» **Required work**
Output the data that follows exactly, line for line.

* Start Material supplied *

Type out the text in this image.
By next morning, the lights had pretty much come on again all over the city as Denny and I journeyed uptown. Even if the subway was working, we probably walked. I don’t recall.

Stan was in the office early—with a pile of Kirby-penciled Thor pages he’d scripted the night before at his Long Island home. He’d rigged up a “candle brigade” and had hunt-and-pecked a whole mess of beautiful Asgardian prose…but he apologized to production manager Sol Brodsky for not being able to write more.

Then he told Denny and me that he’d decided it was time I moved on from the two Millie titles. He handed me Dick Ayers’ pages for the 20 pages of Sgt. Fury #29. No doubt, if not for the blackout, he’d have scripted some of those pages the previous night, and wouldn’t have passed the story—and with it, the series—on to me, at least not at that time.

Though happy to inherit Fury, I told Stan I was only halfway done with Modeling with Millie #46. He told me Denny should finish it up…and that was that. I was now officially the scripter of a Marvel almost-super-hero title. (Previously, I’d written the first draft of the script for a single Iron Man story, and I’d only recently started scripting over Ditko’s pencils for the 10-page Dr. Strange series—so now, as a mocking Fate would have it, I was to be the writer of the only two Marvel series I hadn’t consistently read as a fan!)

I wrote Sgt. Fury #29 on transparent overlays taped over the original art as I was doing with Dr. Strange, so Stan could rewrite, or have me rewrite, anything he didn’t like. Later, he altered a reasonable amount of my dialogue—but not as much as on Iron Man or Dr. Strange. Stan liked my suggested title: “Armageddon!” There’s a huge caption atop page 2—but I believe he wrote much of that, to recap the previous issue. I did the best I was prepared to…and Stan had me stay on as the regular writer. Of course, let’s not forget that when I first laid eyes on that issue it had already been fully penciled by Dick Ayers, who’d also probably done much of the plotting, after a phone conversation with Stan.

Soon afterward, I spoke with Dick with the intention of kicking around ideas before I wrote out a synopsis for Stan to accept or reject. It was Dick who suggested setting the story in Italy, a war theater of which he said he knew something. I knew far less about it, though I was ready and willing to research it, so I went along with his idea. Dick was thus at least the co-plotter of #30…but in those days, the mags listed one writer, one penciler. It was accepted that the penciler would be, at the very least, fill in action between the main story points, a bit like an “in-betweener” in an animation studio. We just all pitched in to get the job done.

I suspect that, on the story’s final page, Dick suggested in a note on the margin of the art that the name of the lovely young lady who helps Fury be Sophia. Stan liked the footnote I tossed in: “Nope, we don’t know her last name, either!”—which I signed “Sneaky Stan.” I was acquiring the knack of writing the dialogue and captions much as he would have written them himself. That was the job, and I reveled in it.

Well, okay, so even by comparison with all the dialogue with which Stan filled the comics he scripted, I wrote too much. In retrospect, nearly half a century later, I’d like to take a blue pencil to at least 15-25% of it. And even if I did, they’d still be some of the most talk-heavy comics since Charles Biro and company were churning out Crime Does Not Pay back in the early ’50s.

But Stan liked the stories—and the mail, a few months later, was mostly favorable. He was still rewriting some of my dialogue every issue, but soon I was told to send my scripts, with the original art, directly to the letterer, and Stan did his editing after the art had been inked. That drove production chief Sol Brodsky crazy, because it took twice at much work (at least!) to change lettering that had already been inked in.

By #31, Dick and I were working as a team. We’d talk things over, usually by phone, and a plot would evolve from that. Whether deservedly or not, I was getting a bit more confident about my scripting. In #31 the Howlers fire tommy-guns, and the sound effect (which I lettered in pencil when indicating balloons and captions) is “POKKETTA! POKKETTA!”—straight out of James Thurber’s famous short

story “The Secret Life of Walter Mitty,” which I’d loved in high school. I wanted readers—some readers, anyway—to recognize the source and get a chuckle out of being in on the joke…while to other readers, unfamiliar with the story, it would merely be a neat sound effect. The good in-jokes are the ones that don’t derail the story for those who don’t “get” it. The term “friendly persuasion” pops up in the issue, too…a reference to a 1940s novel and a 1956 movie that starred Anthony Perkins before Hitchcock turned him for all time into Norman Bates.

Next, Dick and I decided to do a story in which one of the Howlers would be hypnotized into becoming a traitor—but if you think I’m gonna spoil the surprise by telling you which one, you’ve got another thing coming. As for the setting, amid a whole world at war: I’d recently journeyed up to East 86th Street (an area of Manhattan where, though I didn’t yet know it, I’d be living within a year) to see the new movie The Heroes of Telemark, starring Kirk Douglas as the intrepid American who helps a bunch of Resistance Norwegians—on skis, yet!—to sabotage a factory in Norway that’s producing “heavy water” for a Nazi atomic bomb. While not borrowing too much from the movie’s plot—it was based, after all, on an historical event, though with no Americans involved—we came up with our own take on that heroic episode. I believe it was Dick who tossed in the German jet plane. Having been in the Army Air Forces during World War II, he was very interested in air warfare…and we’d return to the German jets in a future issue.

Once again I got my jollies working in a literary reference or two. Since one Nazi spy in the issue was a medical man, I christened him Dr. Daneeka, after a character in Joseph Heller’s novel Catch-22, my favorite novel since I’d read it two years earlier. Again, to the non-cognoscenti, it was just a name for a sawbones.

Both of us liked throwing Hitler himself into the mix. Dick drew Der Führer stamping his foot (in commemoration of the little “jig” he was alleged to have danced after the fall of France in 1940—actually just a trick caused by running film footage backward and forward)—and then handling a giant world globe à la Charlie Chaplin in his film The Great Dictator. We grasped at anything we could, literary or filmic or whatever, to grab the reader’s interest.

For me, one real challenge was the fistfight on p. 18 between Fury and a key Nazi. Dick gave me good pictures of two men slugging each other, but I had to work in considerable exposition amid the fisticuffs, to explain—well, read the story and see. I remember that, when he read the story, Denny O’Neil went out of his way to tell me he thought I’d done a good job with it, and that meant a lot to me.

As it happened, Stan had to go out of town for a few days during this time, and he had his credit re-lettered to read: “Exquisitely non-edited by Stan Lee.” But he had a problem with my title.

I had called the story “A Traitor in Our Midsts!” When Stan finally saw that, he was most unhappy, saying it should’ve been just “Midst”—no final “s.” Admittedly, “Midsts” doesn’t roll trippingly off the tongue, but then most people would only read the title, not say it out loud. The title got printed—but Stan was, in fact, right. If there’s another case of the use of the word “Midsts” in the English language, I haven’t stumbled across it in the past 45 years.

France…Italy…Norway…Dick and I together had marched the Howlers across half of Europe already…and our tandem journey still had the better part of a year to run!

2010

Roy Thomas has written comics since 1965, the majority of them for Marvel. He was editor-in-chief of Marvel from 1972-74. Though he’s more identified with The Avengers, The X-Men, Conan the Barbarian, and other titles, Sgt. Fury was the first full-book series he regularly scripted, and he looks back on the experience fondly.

* End Material supplied *

» **Output for this task**
Type out the text in this image.
By next morning, the lights had pretty much come on again all over the city as Denny and I journeyed uptown. Even if the subway was working, we probably walked. I don’t recall.

Stan was in the office early—with a pile of Kirby-penciled Thor pages he’d scripted the night before at his Long Island home. He’d rigged up a “candle brigade” and had hunt-and-pecked a whole mess of beautiful Asgardian prose…but he apologized to production manager Sol Brodsky for not being able to write more.

Then he told Denny and me that he’d decided it was time I moved on from the two Millie titles. He handed me Dick Ayers’ pages for the 20 pages of Sgt. Fury #29. No doubt, if not for the blackout, he’d have scripted some of those pages the previous night, and wouldn’t have passed the story—and with it, the series—on to me, at least not at that time.

Though happy to inherit Fury, I told Stan I was only halfway done with Modeling with Millie #46. He told me Denny should finish it up…and that was that. I was now officially the scripter of a Marvel almost-super-hero title. (Previously, I’d written the first draft of the script for a single Iron Man story, and I’d only recently started scripting over Ditko’s pencils for the 10-page Dr. Strange series—so now, as a mocking Fate would have it, I was to be the writer of the only two Marvel series I hadn’t consistently read as a fan!)

I wrote Sgt. Fury #29 on transparent overlays taped over the original art as I was doing with Dr. Strange, so Stan could rewrite, or have me rewrite, anything he didn’t like. Later, he altered a reasonable amount of my dialogue—but not as much as on Iron Man or Dr. Strange. Stan liked my suggested title: “Armageddon!” There’s a huge caption atop page 2—but I believe he wrote much of that, to recap the previous issue. I did the best I was prepared to…and Stan had me stay on as the regular writer. Of course, let’s not forget that when I first laid eyes on that issue it had already been fully penciled by Dick Ayers, who’d also probably done much of the plotting, after a phone conversation with Stan.

Soon afterward, I spoke with Dick with the intention of kicking around ideas before I wrote out a synopsis for Stan to accept or reject. It was Dick who suggested setting the story in Italy, a war theater of which he said he knew something. I knew far less about it, though I was ready and willing to research it, so I went along with his idea. Dick was thus at least the co-plotter of #30…but in those days, the mags listed one writer, one penciler. It was accepted that the penciler would be, at the very least, fill in action between the main story points, a bit like an “in-betweener” in an animation studio. We just all pitched in to get the job done.

I suspect that, on the story’s final page, Dick suggested in a note on the margin of the art that the name of the lovely young lady who helps Fury be Sophia. Stan liked the footnote I tossed in: “Nope, we don’t know her last name, either!”—which I signed “Sneaky Stan.” I was acquiring the knack of writing the dialogue and captions much as he would have written them himself. That was the job, and I reveled in it.

Well, okay, so even by comparison with all the dialogue with which Stan filled the comics he scripted, I wrote too much. In retrospect, nearly half a century later, I’d like to take a blue pencil to at least 15-25% of it. And even if I did, they’d still be some of the most talk-heavy comics since Charles Biro and company were churning out Crime Does Not Pay back in the early ’50s.

But Stan liked the stories—and the mail, a few months later, was mostly favorable. He was still rewriting some of my dialogue every issue, but soon I was told to send my scripts, with the original art, directly to the letterer, and Stan did his editing after the art had been inked. That drove production chief Sol Brodsky crazy, because it took twice at much work (at least!) to change lettering that had already been inked in.

By #31, Dick and I were working as a team. We’d talk things over, usually by phone, and a plot would evolve from that. Whether deservedly or not, I was getting a bit more confident about my scripting. In #31 the Howlers fire tommy-guns, and the sound effect (which I lettered in pencil when indicating balloons and captions) is “POKKETTA! POKKETTA!”—straight out of James Thurber’s famous short

story “The Secret Life of Walter Mitty,” which I’d loved in high school. I wanted readers—some readers, anyway—to recognize the source and get a chuckle out of being in on the joke…while to other readers, unfamiliar with the story, it would merely be a neat sound effect. The good in-jokes are the ones that don’t derail the story for those who don’t “get” it. The term “friendly persuasion” pops up in the issue, too…a reference to a 1940s novel and a 1956 movie that starred Anthony Perkins before Hitchcock turned him for all time into Norman Bates.

Next, Dick and I decided to do a story in which one of the Howlers would be hypnotized into becoming a traitor—but if you think I’m gonna spoil the surprise by telling you which one, you’ve got another thing coming. As for the setting, amid a whole world at war: I’d recently journeyed up to East 86th Street (an area of Manhattan where, though I didn’t yet know it, I’d be living within a year) to see the new movie The Heroes of Telemark, starring Kirk Douglas as the intrepid American who helps a bunch of Resistance Norwegians—on skis, yet!—to sabotage a factory in Norway that’s producing “heavy water” for a Nazi atomic bomb. While not borrowing too much from the movie’s plot—it was based, after all, on an historical event, though with no Americans involved—we came up with our own take on that heroic episode. I believe it was Dick who tossed in the German jet plane. Having been in the Army Air Forces during World War II, he was very interested in air warfare…and we’d return to the German jets in a future issue.

Once again I got my jollies working in a literary reference or two. Since one Nazi spy in the issue was a medical man, I christened him Dr. Daneeka, after a character in Joseph Heller’s novel Catch-22, my favorite novel since I’d read it two years earlier. Again, to the non-cognoscenti, it was just a name for a sawbones.

Both of us liked throwing Hitler himself into the mix. Dick drew Der Führer stamping his foot (in commemoration of the little “jig” he was alleged to have danced after the fall of France in 1940—actually just a trick caused by running film footage backward and forward)—and then handling a giant world globe à la Charlie Chaplin in his film The Great Dictator. We grasped at anything we could, literary or filmic or whatever, to grab the reader’s interest.

For me, one real challenge was the fistfight on p. 18 between Fury and a key Nazi. Dick gave me good pictures of two men slugging each other, but I had to work in considerable exposition amid the fisticuffs, to explain—well, read the story and see. I remember that, when he read the story, Denny O’Neil went out of his way to tell me he thought I’d done a good job with it, and that meant a lot to me.

As it happened, Stan had to go out of town for a few days during this time, and he had his credit re-lettered to read: “Exquisitely non-edited by Stan Lee.” But he had a problem with my title.

I had called the story “A Traitor in Our Midsts!” When Stan finally saw that, he was most unhappy, saying it should’ve been just “Midst”—no final “s.” Admittedly, “Midsts” doesn’t roll trippingly off the tongue, but then most people would only read the title, not say it out loud. The title got printed—but Stan was, in fact, right. If there’s another case of the use of the word “Midsts” in the English language, I haven’t stumbled across it in the past 45 years.

France…Italy…Norway…Dick and I together had marched the Howlers across half of Europe already…and our tandem journey still had the better part of a year to run!

2010

Roy Thomas has written comics since 1965, the majority of them for Marvel. He was editor-in-chief of Marvel from 1972-74. Though he’s more identified with The Avengers, The X-Men, Conan the Barbarian, and other titles, Sgt. Fury was the first full-book series he regularly scripted, and he looks back on the experience fondly.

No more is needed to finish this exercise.